▶ _What to produce_
Give the entries again, word for word.

▶ _Extracted data entries_
══════════════════════════════

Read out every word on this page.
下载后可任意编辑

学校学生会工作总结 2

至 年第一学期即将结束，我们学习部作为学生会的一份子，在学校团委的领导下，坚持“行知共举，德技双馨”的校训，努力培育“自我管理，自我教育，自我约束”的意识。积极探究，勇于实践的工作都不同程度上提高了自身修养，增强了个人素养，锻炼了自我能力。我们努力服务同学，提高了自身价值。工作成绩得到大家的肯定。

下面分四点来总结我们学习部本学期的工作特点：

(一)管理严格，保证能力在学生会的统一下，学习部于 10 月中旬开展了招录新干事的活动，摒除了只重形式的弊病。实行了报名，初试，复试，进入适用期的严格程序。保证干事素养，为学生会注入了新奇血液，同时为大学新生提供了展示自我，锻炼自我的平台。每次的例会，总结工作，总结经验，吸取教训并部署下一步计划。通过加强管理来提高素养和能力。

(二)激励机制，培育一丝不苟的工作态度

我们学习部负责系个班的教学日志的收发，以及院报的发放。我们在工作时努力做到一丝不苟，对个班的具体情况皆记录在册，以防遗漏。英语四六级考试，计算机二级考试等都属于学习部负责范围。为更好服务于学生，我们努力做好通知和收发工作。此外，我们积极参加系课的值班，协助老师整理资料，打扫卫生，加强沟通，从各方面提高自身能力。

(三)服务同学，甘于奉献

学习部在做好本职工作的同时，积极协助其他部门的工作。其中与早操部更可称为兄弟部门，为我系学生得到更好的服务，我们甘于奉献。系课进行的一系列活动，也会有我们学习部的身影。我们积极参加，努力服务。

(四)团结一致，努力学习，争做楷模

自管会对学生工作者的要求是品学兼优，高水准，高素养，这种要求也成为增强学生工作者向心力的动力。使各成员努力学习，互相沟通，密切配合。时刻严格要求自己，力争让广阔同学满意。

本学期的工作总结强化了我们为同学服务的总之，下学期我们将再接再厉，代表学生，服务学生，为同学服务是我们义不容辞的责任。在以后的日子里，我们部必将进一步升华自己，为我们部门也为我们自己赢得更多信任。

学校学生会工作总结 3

══════════════════════════════

▶ _Completed exercise_
Read out every word on this page.
下载后可任意编辑

学校学生会工作总结 2

至 年第一学期即将结束，我们学习部作为学生会的一份子，在学校团委的领导下，坚持“行知共举，德技双馨”的校训，努力培育“自我管理，自我教育，自我约束”的意识。积极探究，勇于实践的工作都不同程度上提高了自身修养，增强了个人素养，锻炼了自我能力。我们努力服务同学，提高了自身价值。工作成绩得到大家的肯定。

下面分四点来总结我们学习部本学期的工作特点：

(一)管理严格，保证能力在学生会的统一下，学习部于 10 月中旬开展了招录新干事的活动，摒除了只重形式的弊病。实行了报名，初试，复试，进入适用期的严格程序。保证干事素养，为学生会注入了新奇血液，同时为大学新生提供了展示自我，锻炼自我的平台。每次的例会，总结工作，总结经验，吸取教训并部署下一步计划。通过加强管理来提高素养和能力。

(二)激励机制，培育一丝不苟的工作态度

我们学习部负责系个班的教学日志的收发，以及院报的发放。我们在工作时努力做到一丝不苟，对个班的具体情况皆记录在册，以防遗漏。英语四六级考试，计算机二级考试等都属于学习部负责范围。为更好服务于学生，我们努力做好通知和收发工作。此外，我们积极参加系课的值班，协助老师整理资料，打扫卫生，加强沟通，从各方面提高自身能力。

(三)服务同学，甘于奉献

学习部在做好本职工作的同时，积极协助其他部门的工作。其中与早操部更可称为兄弟部门，为我系学生得到更好的服务，我们甘于奉献。系课进行的一系列活动，也会有我们学习部的身影。我们积极参加，努力服务。

(四)团结一致，努力学习，争做楷模

自管会对学生工作者的要求是品学兼优，高水准，高素养，这种要求也成为增强学生工作者向心力的动力。使各成员努力学习，互相沟通，密切配合。时刻严格要求自己，力争让广阔同学满意。

本学期的工作总结强化了我们为同学服务的总之，下学期我们将再接再厉，代表学生，服务学生，为同学服务是我们义不容辞的责任。在以后的日子里，我们部必将进一步升华自己，为我们部门也为我们自己赢得更多信任。

学校学生会工作总结 3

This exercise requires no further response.